What you are asked to do:
Write each line out exactly, leaving none out.

===============

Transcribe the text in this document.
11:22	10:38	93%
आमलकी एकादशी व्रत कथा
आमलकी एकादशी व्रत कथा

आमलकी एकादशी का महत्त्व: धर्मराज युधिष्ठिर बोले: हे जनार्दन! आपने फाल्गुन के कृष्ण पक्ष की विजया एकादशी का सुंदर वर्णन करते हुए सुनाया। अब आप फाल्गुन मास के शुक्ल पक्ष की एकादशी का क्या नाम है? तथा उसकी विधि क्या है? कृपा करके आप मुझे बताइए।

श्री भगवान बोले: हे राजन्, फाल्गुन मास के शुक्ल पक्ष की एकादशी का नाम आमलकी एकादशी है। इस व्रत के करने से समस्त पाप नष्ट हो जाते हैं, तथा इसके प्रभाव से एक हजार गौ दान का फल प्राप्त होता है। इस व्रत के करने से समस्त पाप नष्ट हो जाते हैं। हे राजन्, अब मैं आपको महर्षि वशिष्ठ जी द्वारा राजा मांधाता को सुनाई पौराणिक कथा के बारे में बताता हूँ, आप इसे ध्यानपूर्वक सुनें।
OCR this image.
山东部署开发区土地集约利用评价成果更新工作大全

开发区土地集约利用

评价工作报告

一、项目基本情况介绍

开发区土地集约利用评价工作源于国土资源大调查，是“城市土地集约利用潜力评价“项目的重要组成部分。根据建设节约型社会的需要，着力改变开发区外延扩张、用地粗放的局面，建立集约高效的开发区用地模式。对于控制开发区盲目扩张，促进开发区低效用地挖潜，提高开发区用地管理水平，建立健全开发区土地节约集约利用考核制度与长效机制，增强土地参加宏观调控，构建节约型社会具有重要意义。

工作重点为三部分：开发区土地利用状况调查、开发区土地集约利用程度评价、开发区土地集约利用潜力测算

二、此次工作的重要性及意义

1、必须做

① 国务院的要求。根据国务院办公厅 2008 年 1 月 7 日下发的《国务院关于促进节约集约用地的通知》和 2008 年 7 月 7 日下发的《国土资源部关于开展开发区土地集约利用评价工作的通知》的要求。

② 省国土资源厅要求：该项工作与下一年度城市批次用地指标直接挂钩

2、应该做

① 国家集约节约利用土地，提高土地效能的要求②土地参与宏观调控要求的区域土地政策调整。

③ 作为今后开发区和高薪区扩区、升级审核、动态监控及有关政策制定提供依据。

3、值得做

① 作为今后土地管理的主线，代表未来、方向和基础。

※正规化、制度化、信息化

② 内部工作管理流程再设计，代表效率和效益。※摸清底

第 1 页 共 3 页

===============

Task response:
Transcribe the text in this document.
11:22	10:38	93%
आमलकी एकादशी व्रत कथा
आमलकी एकादशी व्रत कथा

आमलकी एकादशी का महत्त्व: धर्मराज युधिष्ठिर बोले: हे जनार्दन! आपने फाल्गुन के कृष्ण पक्ष की विजया एकादशी का सुंदर वर्णन करते हुए सुनाया। अब आप फाल्गुन मास के शुक्ल पक्ष की एकादशी का क्या नाम है? तथा उसकी विधि क्या है? कृपा करके आप मुझे बताइए।

श्री भगवान बोले: हे राजन्, फाल्गुन मास के शुक्ल पक्ष की एकादशी का नाम आमलकी एकादशी है। इस व्रत के करने से समस्त पाप नष्ट हो जाते हैं, तथा इसके प्रभाव से एक हजार गौ दान का फल प्राप्त होता है। इस व्रत के करने से समस्त पाप नष्ट हो जाते हैं। हे राजन्, अब मैं आपको महर्षि वशिष्ठ जी द्वारा राजा मांधाता को सुनाई पौराणिक कथा के बारे में बताता हूँ, आप इसे ध्यानपूर्वक सुनें।
OCR this image.
山东部署开发区土地集约利用评价成果更新工作大全

开发区土地集约利用

评价工作报告

一、项目基本情况介绍

开发区土地集约利用评价工作源于国土资源大调查，是“城市土地集约利用潜力评价“项目的重要组成部分。根据建设节约型社会的需要，着力改变开发区外延扩张、用地粗放的局面，建立集约高效的开发区用地模式。对于控制开发区盲目扩张，促进开发区低效用地挖潜，提高开发区用地管理水平，建立健全开发区土地节约集约利用考核制度与长效机制，增强土地参加宏观调控，构建节约型社会具有重要意义。

工作重点为三部分：开发区土地利用状况调查、开发区土地集约利用程度评价、开发区土地集约利用潜力测算

二、此次工作的重要性及意义

1、必须做

① 国务院的要求。根据国务院办公厅 2008 年 1 月 7 日下发的《国务院关于促进节约集约用地的通知》和 2008 年 7 月 7 日下发的《国土资源部关于开展开发区土地集约利用评价工作的通知》的要求。

② 省国土资源厅要求：该项工作与下一年度城市批次用地指标直接挂钩

2、应该做

① 国家集约节约利用土地，提高土地效能的要求②土地参与宏观调控要求的区域土地政策调整。

③ 作为今后开发区和高薪区扩区、升级审核、动态监控及有关政策制定提供依据。

3、值得做

① 作为今后土地管理的主线，代表未来、方向和基础。

※正规化、制度化、信息化

② 内部工作管理流程再设计，代表效率和效益。※摸清底

第 1 页 共 3 页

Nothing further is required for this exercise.